**DATASET CONTENT:**
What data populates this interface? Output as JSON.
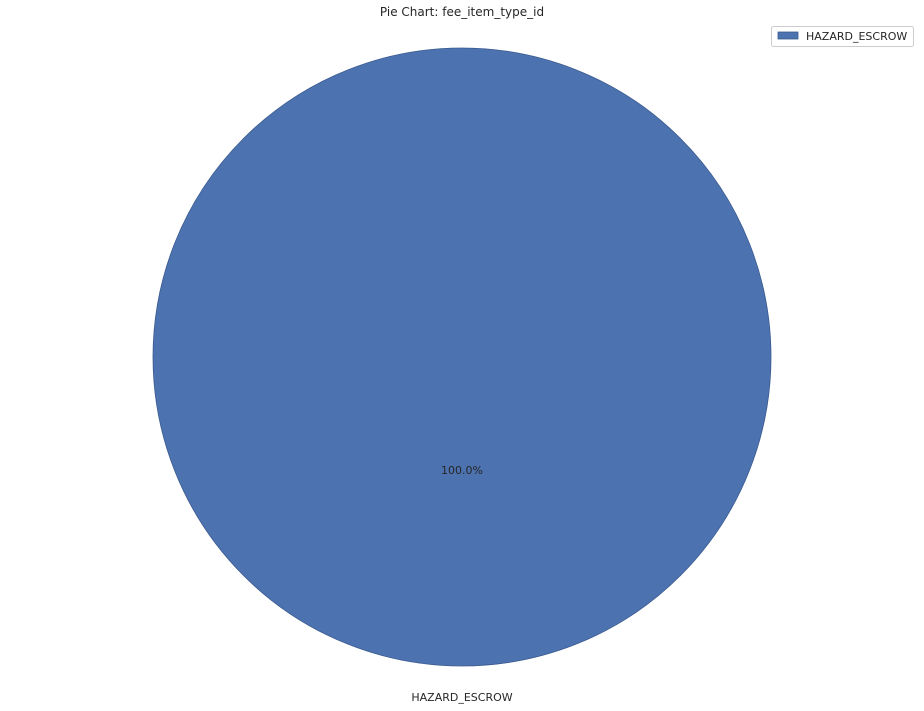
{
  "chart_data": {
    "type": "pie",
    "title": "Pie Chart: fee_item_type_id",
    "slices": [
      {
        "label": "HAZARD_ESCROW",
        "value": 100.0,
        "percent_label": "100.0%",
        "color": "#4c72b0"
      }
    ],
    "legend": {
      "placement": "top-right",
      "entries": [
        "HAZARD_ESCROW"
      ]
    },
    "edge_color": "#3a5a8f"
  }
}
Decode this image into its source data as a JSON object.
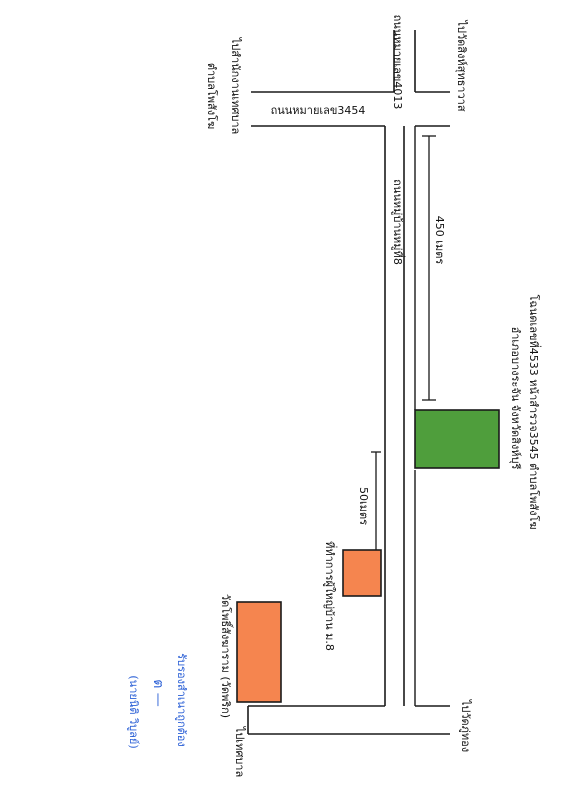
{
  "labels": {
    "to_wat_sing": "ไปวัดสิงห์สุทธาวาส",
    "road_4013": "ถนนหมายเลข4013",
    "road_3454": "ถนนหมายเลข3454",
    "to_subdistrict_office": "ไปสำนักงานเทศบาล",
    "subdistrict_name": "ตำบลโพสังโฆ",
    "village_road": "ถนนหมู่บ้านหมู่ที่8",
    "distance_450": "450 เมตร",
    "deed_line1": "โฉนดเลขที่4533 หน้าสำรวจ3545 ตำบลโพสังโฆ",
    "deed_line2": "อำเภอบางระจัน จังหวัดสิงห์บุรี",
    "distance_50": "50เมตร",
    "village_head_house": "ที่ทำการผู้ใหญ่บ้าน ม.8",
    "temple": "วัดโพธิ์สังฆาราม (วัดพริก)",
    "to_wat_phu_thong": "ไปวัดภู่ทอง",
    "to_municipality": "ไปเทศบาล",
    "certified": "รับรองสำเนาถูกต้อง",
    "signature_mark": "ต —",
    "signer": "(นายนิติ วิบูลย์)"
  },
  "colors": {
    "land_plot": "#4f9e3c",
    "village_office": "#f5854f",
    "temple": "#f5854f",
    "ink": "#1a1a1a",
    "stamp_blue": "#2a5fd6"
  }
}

**WHAT TO PRODUCE:**
Copy out only the lines beginning at the line with "Decode this image" and ending at the last line of the entries. Keep them exact; drop pictures.

**EXERCISE RESPONSE:**
Decode this image into its source data as a JSON object.
{
  "labels": {
    "to_wat_sing": "ไปวัดสิงห์สุทธาวาส",
    "road_4013": "ถนนหมายเลข4013",
    "road_3454": "ถนนหมายเลข3454",
    "to_subdistrict_office": "ไปสำนักงานเทศบาล",
    "subdistrict_name": "ตำบลโพสังโฆ",
    "village_road": "ถนนหมู่บ้านหมู่ที่8",
    "distance_450": "450 เมตร",
    "deed_line1": "โฉนดเลขที่4533 หน้าสำรวจ3545 ตำบลโพสังโฆ",
    "deed_line2": "อำเภอบางระจัน จังหวัดสิงห์บุรี",
    "distance_50": "50เมตร",
    "village_head_house": "ที่ทำการผู้ใหญ่บ้าน ม.8",
    "temple": "วัดโพธิ์สังฆาราม (วัดพริก)",
    "to_wat_phu_thong": "ไปวัดภู่ทอง",
    "to_municipality": "ไปเทศบาล",
    "certified": "รับรองสำเนาถูกต้อง",
    "signature_mark": "ต —",
    "signer": "(นายนิติ วิบูลย์)"
  },
  "colors": {
    "land_plot": "#4f9e3c",
    "village_office": "#f5854f",
    "temple": "#f5854f",
    "ink": "#1a1a1a",
    "stamp_blue": "#2a5fd6"
  }
}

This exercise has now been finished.